Requirements => Write out every line of the material as it stands, apart from the pictures.

Data lines =>
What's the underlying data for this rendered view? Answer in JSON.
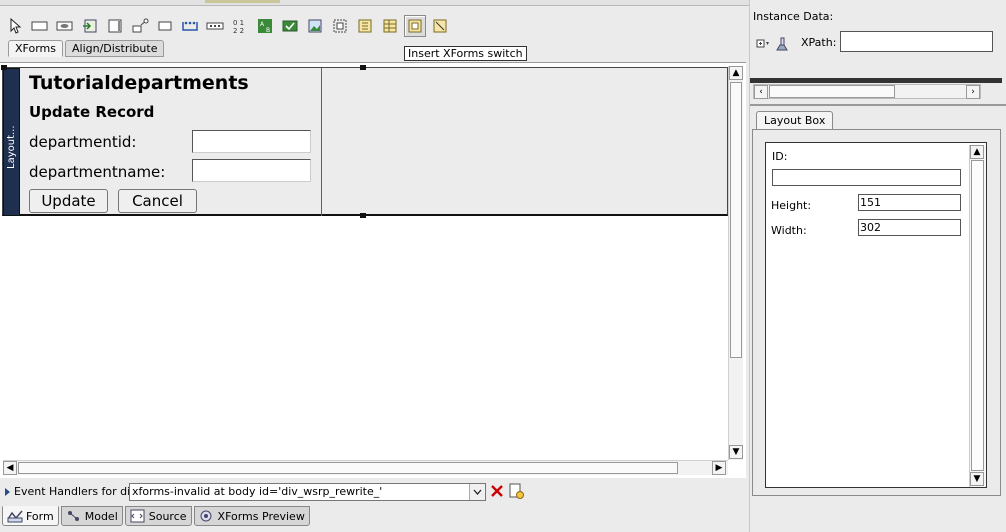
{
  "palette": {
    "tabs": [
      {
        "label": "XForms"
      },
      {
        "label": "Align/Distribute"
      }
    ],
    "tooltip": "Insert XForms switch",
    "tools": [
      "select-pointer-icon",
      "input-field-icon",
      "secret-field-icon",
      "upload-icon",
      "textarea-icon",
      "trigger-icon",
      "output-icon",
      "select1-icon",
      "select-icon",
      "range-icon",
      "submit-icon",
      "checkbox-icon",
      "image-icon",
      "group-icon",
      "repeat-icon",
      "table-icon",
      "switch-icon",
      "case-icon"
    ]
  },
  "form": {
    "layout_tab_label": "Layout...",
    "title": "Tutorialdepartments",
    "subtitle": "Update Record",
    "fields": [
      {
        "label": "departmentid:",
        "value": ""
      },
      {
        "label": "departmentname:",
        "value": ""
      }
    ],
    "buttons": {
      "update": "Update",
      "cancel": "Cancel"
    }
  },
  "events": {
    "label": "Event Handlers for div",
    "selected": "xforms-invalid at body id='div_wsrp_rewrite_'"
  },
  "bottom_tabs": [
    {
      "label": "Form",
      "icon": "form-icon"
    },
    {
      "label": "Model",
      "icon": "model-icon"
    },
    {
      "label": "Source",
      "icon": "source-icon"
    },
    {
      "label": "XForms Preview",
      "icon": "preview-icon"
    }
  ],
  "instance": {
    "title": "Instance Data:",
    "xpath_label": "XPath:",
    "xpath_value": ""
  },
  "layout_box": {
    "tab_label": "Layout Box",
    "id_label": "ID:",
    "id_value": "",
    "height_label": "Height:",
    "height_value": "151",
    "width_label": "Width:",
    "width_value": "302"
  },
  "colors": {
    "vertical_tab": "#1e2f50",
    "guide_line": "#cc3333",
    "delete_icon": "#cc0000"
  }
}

Output of the exercise =>
What's the underlying data for this rendered view? Answer in JSON.
{
  "palette": {
    "tabs": [
      {
        "label": "XForms"
      },
      {
        "label": "Align/Distribute"
      }
    ],
    "tooltip": "Insert XForms switch",
    "tools": [
      "select-pointer-icon",
      "input-field-icon",
      "secret-field-icon",
      "upload-icon",
      "textarea-icon",
      "trigger-icon",
      "output-icon",
      "select1-icon",
      "select-icon",
      "range-icon",
      "submit-icon",
      "checkbox-icon",
      "image-icon",
      "group-icon",
      "repeat-icon",
      "table-icon",
      "switch-icon",
      "case-icon"
    ]
  },
  "form": {
    "layout_tab_label": "Layout...",
    "title": "Tutorialdepartments",
    "subtitle": "Update Record",
    "fields": [
      {
        "label": "departmentid:",
        "value": ""
      },
      {
        "label": "departmentname:",
        "value": ""
      }
    ],
    "buttons": {
      "update": "Update",
      "cancel": "Cancel"
    }
  },
  "events": {
    "label": "Event Handlers for div",
    "selected": "xforms-invalid at body id='div_wsrp_rewrite_'"
  },
  "bottom_tabs": [
    {
      "label": "Form",
      "icon": "form-icon"
    },
    {
      "label": "Model",
      "icon": "model-icon"
    },
    {
      "label": "Source",
      "icon": "source-icon"
    },
    {
      "label": "XForms Preview",
      "icon": "preview-icon"
    }
  ],
  "instance": {
    "title": "Instance Data:",
    "xpath_label": "XPath:",
    "xpath_value": ""
  },
  "layout_box": {
    "tab_label": "Layout Box",
    "id_label": "ID:",
    "id_value": "",
    "height_label": "Height:",
    "height_value": "151",
    "width_label": "Width:",
    "width_value": "302"
  },
  "colors": {
    "vertical_tab": "#1e2f50",
    "guide_line": "#cc3333",
    "delete_icon": "#cc0000"
  }
}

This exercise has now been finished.